Problem statement — Which lines hold the word "true"? Show each of them.

########################################

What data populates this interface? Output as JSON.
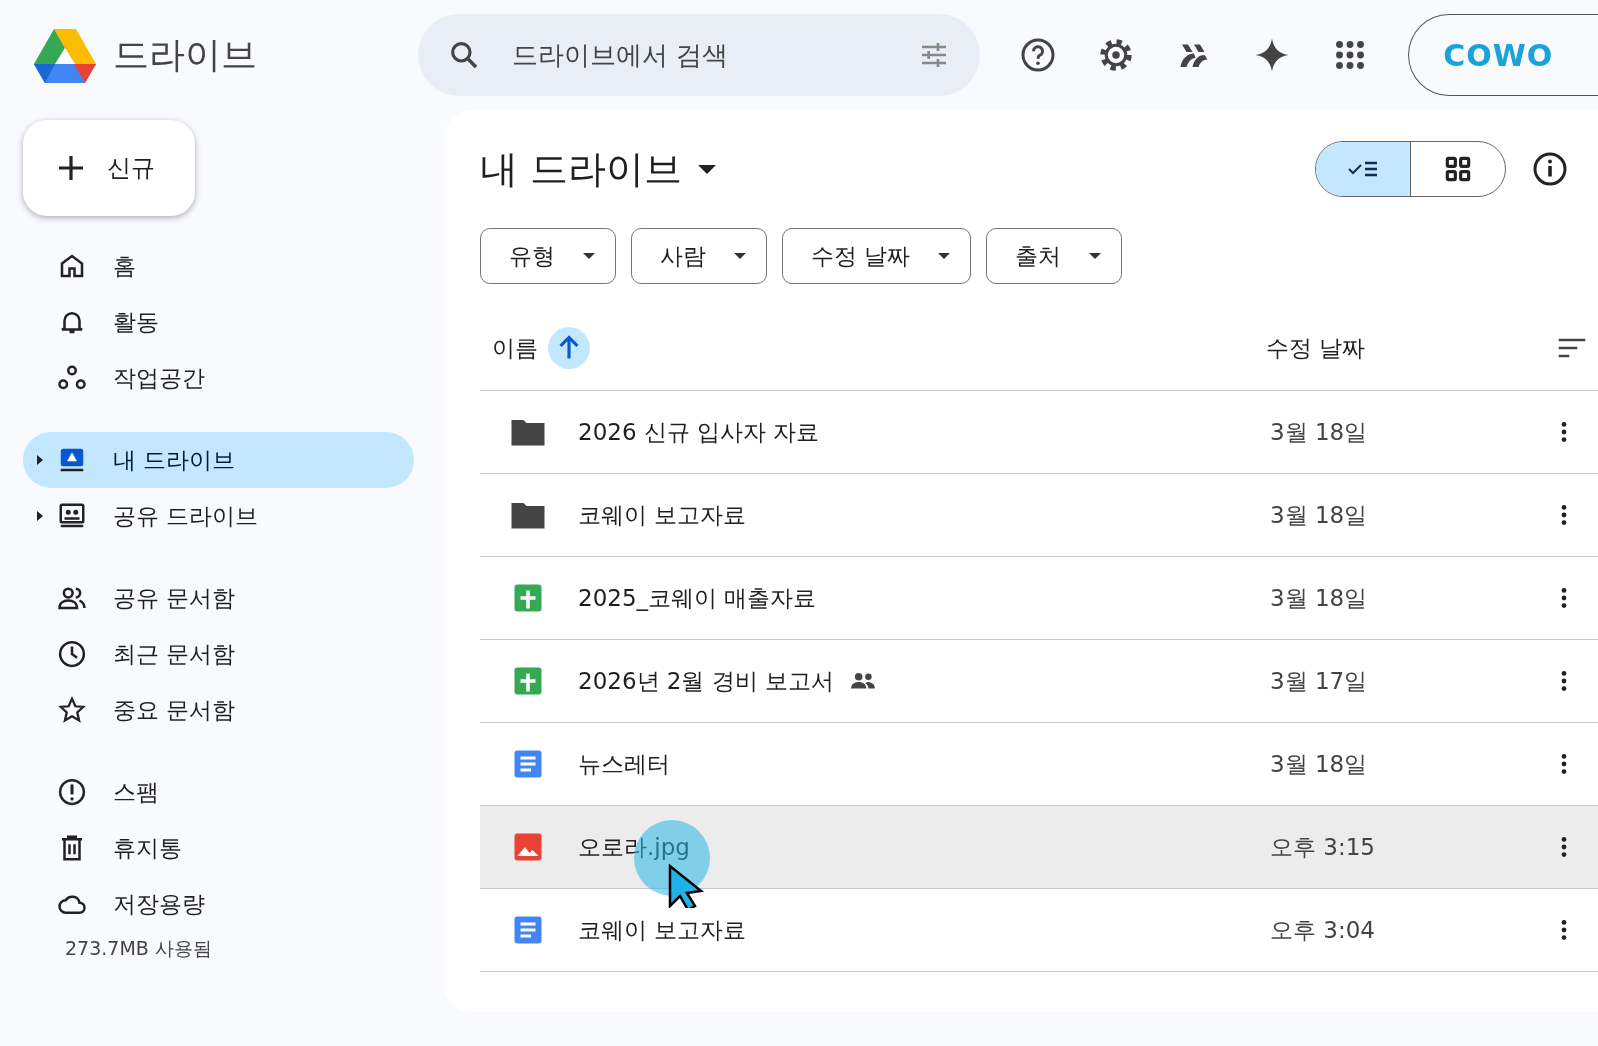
{
  "app": {
    "title": "드라이브"
  },
  "search": {
    "placeholder": "드라이브에서 검색"
  },
  "account": {
    "label": "COWO"
  },
  "new_button": {
    "label": "신규"
  },
  "sidebar": {
    "groups": [
      [
        {
          "label": "홈",
          "selected": false
        },
        {
          "label": "활동",
          "selected": false
        },
        {
          "label": "작업공간",
          "selected": false
        }
      ],
      [
        {
          "label": "내 드라이브",
          "selected": true,
          "expandable": true
        },
        {
          "label": "공유 드라이브",
          "selected": false,
          "expandable": true
        }
      ],
      [
        {
          "label": "공유 문서함",
          "selected": false
        },
        {
          "label": "최근 문서함",
          "selected": false
        },
        {
          "label": "중요 문서함",
          "selected": false
        }
      ],
      [
        {
          "label": "스팸",
          "selected": false
        },
        {
          "label": "휴지통",
          "selected": false
        },
        {
          "label": "저장용량",
          "selected": false
        }
      ]
    ],
    "storage": "273.7MB 사용됨"
  },
  "main": {
    "title": "내 드라이브",
    "view": {
      "list_selected": true
    },
    "filters": [
      "유형",
      "사람",
      "수정 날짜",
      "출처"
    ],
    "columns": {
      "name": "이름",
      "modified": "수정 날짜"
    },
    "rows": [
      {
        "kind": "folder",
        "name": "2026 신규 입사자 자료",
        "modified": "3월 18일",
        "shared": false,
        "selected": false
      },
      {
        "kind": "folder",
        "name": "코웨이 보고자료",
        "modified": "3월 18일",
        "shared": false,
        "selected": false
      },
      {
        "kind": "sheet",
        "name": "2025_코웨이 매출자료",
        "modified": "3월 18일",
        "shared": false,
        "selected": false
      },
      {
        "kind": "sheet",
        "name": "2026년 2월 경비 보고서",
        "modified": "3월 17일",
        "shared": true,
        "selected": false
      },
      {
        "kind": "doc",
        "name": "뉴스레터",
        "modified": "3월 18일",
        "shared": false,
        "selected": false
      },
      {
        "kind": "image",
        "name": "오로라.jpg",
        "modified": "오후 3:15",
        "shared": false,
        "selected": true
      },
      {
        "kind": "doc",
        "name": "코웨이 보고자료",
        "modified": "오후 3:04",
        "shared": false,
        "selected": false
      }
    ]
  }
}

########################################

Complete response —
          "selected": true,
          "expandable": true
          "expandable": true
      "list_selected": true
        "shared": true,
        "selected": true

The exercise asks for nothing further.